__What the task asks__. Each line should be copied exactly.

"""

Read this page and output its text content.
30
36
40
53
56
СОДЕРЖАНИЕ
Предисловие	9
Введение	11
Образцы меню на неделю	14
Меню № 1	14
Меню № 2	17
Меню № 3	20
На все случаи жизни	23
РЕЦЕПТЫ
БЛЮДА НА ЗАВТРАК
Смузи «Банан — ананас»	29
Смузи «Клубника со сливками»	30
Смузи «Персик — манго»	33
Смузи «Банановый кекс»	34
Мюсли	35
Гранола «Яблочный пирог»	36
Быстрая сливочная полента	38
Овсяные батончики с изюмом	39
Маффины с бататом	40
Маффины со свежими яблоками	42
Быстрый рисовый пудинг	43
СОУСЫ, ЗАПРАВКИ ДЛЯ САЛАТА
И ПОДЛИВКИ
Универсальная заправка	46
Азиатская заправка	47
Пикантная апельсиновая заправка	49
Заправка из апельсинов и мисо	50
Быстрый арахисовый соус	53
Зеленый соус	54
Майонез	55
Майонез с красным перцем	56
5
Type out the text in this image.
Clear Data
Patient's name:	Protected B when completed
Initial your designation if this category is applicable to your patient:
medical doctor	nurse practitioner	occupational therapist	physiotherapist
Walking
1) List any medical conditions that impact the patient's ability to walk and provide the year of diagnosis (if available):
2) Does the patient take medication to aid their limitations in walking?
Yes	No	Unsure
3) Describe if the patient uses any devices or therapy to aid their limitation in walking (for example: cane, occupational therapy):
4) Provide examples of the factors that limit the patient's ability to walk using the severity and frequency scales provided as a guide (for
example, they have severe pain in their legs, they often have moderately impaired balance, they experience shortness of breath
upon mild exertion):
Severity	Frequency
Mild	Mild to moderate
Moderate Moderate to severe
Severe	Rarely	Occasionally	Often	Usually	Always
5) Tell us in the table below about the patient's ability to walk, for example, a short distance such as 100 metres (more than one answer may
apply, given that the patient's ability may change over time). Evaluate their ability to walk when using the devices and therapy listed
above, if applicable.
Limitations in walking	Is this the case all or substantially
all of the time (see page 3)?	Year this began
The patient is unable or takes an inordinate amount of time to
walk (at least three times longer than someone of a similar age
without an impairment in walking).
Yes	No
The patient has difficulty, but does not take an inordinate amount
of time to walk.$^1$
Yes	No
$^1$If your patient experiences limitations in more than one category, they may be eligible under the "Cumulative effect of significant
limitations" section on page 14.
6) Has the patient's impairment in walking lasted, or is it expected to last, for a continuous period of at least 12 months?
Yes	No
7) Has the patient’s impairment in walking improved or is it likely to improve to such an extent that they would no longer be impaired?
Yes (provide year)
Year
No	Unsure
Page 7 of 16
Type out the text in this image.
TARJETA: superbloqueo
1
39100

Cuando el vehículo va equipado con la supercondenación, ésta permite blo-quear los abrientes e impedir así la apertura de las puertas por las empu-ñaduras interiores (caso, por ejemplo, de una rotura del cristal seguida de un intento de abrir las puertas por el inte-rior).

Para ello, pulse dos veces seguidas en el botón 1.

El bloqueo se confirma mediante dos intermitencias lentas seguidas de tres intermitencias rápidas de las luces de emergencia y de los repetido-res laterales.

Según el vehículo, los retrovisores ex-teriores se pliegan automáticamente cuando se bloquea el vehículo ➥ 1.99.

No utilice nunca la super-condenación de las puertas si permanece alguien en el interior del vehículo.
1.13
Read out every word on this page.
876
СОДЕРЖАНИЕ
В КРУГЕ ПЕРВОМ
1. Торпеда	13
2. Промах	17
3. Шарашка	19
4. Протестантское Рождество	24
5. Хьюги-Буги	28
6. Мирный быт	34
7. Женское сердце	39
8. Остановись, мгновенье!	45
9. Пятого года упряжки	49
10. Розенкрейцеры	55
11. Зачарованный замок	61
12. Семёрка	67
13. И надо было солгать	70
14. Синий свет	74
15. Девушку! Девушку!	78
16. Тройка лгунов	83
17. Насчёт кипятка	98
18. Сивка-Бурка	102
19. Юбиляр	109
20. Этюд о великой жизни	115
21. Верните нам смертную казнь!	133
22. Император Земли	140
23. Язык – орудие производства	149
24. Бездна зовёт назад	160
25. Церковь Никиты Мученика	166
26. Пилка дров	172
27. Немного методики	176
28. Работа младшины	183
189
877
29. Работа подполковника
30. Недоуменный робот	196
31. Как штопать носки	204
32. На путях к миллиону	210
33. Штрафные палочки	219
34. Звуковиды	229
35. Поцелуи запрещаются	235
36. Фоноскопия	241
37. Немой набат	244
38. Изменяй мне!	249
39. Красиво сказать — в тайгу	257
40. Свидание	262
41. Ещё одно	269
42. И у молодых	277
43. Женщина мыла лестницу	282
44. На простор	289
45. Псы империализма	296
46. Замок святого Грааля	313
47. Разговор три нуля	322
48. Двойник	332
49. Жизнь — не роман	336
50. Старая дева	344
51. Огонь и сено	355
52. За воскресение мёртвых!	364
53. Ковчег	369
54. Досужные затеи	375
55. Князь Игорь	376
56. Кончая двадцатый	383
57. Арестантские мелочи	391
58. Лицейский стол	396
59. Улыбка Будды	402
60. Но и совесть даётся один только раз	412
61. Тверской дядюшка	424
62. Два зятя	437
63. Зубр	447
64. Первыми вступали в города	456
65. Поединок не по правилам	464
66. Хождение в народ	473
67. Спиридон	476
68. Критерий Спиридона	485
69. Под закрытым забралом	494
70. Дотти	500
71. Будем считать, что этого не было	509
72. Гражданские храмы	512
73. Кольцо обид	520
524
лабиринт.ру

"""

__Response to this task__.
Read this page and output its text content.
30
36
40
53
56
СОДЕРЖАНИЕ
Предисловие	9
Введение	11
Образцы меню на неделю	14
Меню № 1	14
Меню № 2	17
Меню № 3	20
На все случаи жизни	23
РЕЦЕПТЫ
БЛЮДА НА ЗАВТРАК
Смузи «Банан — ананас»	29
Смузи «Клубника со сливками»	30
Смузи «Персик — манго»	33
Смузи «Банановый кекс»	34
Мюсли	35
Гранола «Яблочный пирог»	36
Быстрая сливочная полента	38
Овсяные батончики с изюмом	39
Маффины с бататом	40
Маффины со свежими яблоками	42
Быстрый рисовый пудинг	43
СОУСЫ, ЗАПРАВКИ ДЛЯ САЛАТА
И ПОДЛИВКИ
Универсальная заправка	46
Азиатская заправка	47
Пикантная апельсиновая заправка	49
Заправка из апельсинов и мисо	50
Быстрый арахисовый соус	53
Зеленый соус	54
Майонез	55
Майонез с красным перцем	56
5
Type out the text in this image.
Clear Data
Patient's name:	Protected B when completed
Initial your designation if this category is applicable to your patient:
medical doctor	nurse practitioner	occupational therapist	physiotherapist
Walking
1) List any medical conditions that impact the patient's ability to walk and provide the year of diagnosis (if available):
2) Does the patient take medication to aid their limitations in walking?
Yes	No	Unsure
3) Describe if the patient uses any devices or therapy to aid their limitation in walking (for example: cane, occupational therapy):
4) Provide examples of the factors that limit the patient's ability to walk using the severity and frequency scales provided as a guide (for
example, they have severe pain in their legs, they often have moderately impaired balance, they experience shortness of breath
upon mild exertion):
Severity	Frequency
Mild	Mild to moderate
Moderate Moderate to severe
Severe	Rarely	Occasionally	Often	Usually	Always
5) Tell us in the table below about the patient's ability to walk, for example, a short distance such as 100 metres (more than one answer may
apply, given that the patient's ability may change over time). Evaluate their ability to walk when using the devices and therapy listed
above, if applicable.
Limitations in walking	Is this the case all or substantially
all of the time (see page 3)?	Year this began
The patient is unable or takes an inordinate amount of time to
walk (at least three times longer than someone of a similar age
without an impairment in walking).
Yes	No
The patient has difficulty, but does not take an inordinate amount
of time to walk.$^1$
Yes	No
$^1$If your patient experiences limitations in more than one category, they may be eligible under the "Cumulative effect of significant
limitations" section on page 14.
6) Has the patient's impairment in walking lasted, or is it expected to last, for a continuous period of at least 12 months?
Yes	No
7) Has the patient’s impairment in walking improved or is it likely to improve to such an extent that they would no longer be impaired?
Yes (provide year)
Year
No	Unsure
Page 7 of 16
Type out the text in this image.
TARJETA: superbloqueo
1
39100

Cuando el vehículo va equipado con la supercondenación, ésta permite blo-quear los abrientes e impedir así la apertura de las puertas por las empu-ñaduras interiores (caso, por ejemplo, de una rotura del cristal seguida de un intento de abrir las puertas por el inte-rior).

Para ello, pulse dos veces seguidas en el botón 1.

El bloqueo se confirma mediante dos intermitencias lentas seguidas de tres intermitencias rápidas de las luces de emergencia y de los repetido-res laterales.

Según el vehículo, los retrovisores ex-teriores se pliegan automáticamente cuando se bloquea el vehículo ➥ 1.99.

No utilice nunca la super-condenación de las puertas si permanece alguien en el interior del vehículo.
1.13
Read out every word on this page.
876
СОДЕРЖАНИЕ
В КРУГЕ ПЕРВОМ
1. Торпеда	13
2. Промах	17
3. Шарашка	19
4. Протестантское Рождество	24
5. Хьюги-Буги	28
6. Мирный быт	34
7. Женское сердце	39
8. Остановись, мгновенье!	45
9. Пятого года упряжки	49
10. Розенкрейцеры	55
11. Зачарованный замок	61
12. Семёрка	67
13. И надо было солгать	70
14. Синий свет	74
15. Девушку! Девушку!	78
16. Тройка лгунов	83
17. Насчёт кипятка	98
18. Сивка-Бурка	102
19. Юбиляр	109
20. Этюд о великой жизни	115
21. Верните нам смертную казнь!	133
22. Император Земли	140
23. Язык – орудие производства	149
24. Бездна зовёт назад	160
25. Церковь Никиты Мученика	166
26. Пилка дров	172
27. Немного методики	176
28. Работа младшины	183
189
877
29. Работа подполковника
30. Недоуменный робот	196
31. Как штопать носки	204
32. На путях к миллиону	210
33. Штрафные палочки	219
34. Звуковиды	229
35. Поцелуи запрещаются	235
36. Фоноскопия	241
37. Немой набат	244
38. Изменяй мне!	249
39. Красиво сказать — в тайгу	257
40. Свидание	262
41. Ещё одно	269
42. И у молодых	277
43. Женщина мыла лестницу	282
44. На простор	289
45. Псы империализма	296
46. Замок святого Грааля	313
47. Разговор три нуля	322
48. Двойник	332
49. Жизнь — не роман	336
50. Старая дева	344
51. Огонь и сено	355
52. За воскресение мёртвых!	364
53. Ковчег	369
54. Досужные затеи	375
55. Князь Игорь	376
56. Кончая двадцатый	383
57. Арестантские мелочи	391
58. Лицейский стол	396
59. Улыбка Будды	402
60. Но и совесть даётся один только раз	412
61. Тверской дядюшка	424
62. Два зятя	437
63. Зубр	447
64. Первыми вступали в города	456
65. Поединок не по правилам	464
66. Хождение в народ	473
67. Спиридон	476
68. Критерий Спиридона	485
69. Под закрытым забралом	494
70. Дотти	500
71. Будем считать, что этого не было	509
72. Гражданские храмы	512
73. Кольцо обид	520
524
лабиринт.ру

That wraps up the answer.